PASSAGE TO READ:
Anyway, things now feel rather better. Working again, while in some ways loathsome, means economic recovery, to an extent (which would be a larger extent if it weren’t for things like the sodding car, but let us draw a tactful veil over that particular indiscretion), and more time to think, given my commute. This has meant that I have started writing again, and have managed to come up with seven thousand words towards the book I would like to write. It has also meant a lot of thinking about what I actually want out of life, and what I’d like to do this year, some of which may come to pass, and some of which may simply pass. Either way, I am ready for a new phase to begin, and it feels like Quercus’s job situation is the impetus for this to start.

In other news, I have a spiral brotform. It is awesome.

And you?

Oh good god.

Friday, 30 November, 2012

It has been so long since I posted regularly that I had to think about my password quite hard. Well, as hard as I think about anything these days, which is somewhere between a cottonwool and a brie-like consistency, I would say.

RAW RECORDS:

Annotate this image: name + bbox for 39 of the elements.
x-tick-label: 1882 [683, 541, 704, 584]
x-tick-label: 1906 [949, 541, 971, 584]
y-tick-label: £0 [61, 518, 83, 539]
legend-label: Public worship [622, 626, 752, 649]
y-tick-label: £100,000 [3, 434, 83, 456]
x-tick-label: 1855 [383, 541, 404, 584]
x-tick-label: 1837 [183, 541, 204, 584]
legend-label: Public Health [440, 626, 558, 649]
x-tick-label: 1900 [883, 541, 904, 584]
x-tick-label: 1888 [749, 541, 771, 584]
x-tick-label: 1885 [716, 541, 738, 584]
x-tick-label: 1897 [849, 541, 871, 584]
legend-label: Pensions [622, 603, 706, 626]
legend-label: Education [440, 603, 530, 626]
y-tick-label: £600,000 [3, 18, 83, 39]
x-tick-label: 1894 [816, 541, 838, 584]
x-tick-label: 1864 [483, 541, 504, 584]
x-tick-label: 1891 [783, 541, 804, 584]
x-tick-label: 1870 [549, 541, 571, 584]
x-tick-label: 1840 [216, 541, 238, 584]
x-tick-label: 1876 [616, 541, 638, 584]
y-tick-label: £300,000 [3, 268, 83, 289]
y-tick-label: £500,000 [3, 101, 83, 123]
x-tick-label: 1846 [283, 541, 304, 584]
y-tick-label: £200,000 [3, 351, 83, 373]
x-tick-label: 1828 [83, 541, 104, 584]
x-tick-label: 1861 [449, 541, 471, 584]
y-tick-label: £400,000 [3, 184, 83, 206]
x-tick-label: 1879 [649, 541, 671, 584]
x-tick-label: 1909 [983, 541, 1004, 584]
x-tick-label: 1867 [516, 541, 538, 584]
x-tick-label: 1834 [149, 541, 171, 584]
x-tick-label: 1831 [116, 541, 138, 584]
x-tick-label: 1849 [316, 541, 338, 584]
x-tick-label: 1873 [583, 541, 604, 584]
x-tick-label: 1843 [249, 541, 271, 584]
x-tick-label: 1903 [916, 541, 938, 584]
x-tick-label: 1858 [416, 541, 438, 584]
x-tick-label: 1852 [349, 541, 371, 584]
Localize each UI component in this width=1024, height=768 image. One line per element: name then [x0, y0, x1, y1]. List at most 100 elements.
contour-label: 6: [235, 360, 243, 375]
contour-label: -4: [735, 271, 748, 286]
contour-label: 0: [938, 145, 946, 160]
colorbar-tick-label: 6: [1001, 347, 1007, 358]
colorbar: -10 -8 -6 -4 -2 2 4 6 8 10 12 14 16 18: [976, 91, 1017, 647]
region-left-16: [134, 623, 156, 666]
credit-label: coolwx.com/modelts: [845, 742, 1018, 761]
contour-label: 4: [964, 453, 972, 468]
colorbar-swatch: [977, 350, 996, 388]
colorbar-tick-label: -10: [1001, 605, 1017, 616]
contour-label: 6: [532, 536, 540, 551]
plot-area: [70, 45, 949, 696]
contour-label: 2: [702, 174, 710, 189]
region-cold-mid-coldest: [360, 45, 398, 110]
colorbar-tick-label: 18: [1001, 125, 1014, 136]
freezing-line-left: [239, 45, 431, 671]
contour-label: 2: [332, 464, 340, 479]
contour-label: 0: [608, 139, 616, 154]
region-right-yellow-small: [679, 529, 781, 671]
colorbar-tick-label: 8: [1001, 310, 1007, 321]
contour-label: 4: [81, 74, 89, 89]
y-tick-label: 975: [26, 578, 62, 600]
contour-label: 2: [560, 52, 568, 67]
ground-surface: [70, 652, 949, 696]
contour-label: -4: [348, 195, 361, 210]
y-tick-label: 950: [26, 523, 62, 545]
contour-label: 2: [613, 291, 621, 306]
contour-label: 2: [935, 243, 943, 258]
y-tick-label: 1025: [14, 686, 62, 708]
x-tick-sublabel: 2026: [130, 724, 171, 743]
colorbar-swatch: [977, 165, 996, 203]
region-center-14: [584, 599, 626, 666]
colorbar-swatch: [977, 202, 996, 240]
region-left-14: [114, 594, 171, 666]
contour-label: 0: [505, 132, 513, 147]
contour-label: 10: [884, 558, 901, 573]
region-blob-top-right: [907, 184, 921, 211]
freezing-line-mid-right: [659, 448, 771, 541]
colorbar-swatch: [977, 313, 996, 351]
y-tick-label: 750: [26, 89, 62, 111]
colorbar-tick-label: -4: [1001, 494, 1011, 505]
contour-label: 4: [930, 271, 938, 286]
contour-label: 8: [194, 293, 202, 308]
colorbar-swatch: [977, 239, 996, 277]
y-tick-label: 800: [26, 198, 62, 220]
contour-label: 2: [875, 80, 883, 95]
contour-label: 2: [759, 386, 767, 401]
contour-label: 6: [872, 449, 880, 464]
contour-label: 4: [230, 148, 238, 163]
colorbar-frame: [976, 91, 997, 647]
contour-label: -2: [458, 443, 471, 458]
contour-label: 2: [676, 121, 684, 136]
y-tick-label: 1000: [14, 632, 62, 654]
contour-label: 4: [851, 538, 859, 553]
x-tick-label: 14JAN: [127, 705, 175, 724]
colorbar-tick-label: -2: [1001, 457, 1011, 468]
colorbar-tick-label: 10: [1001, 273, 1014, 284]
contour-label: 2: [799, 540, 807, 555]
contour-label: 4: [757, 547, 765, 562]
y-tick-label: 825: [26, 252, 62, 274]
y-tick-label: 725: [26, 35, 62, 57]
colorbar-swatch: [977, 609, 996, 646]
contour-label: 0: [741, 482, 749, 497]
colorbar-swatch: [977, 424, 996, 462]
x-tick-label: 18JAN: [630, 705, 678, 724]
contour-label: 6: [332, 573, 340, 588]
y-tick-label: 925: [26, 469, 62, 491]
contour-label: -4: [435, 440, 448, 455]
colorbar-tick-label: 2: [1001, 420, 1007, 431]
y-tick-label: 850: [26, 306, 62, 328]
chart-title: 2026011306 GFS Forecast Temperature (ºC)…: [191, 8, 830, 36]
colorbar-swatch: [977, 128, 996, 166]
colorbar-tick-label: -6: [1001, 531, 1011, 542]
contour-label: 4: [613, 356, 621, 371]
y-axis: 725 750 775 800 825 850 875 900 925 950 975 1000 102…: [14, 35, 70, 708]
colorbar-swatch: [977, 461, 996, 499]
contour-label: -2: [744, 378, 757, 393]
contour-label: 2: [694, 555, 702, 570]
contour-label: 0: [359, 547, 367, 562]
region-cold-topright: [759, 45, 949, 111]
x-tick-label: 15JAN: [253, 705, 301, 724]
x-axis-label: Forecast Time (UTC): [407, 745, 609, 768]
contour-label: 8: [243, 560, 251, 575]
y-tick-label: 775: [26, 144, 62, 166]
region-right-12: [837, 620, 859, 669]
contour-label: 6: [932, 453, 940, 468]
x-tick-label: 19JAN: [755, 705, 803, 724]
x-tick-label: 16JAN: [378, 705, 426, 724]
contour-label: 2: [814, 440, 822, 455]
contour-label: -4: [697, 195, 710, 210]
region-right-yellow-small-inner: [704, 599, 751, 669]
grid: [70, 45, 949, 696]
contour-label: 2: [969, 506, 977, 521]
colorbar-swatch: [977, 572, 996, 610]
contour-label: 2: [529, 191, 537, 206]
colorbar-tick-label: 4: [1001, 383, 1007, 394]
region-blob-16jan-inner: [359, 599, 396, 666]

YOUR GOAL: Rewrite the blog post from "Oh good god." to "I would say.", swapping "password" for "login details".

TASK ANSWER:
Oh good god.

Friday, 30 November, 2012

It has been so long since I posted regularly that I had to think about my login details quite hard. Well, as hard as I think about anything these days, which is somewhere between a cottonwool and a brie-like consistency, I would say.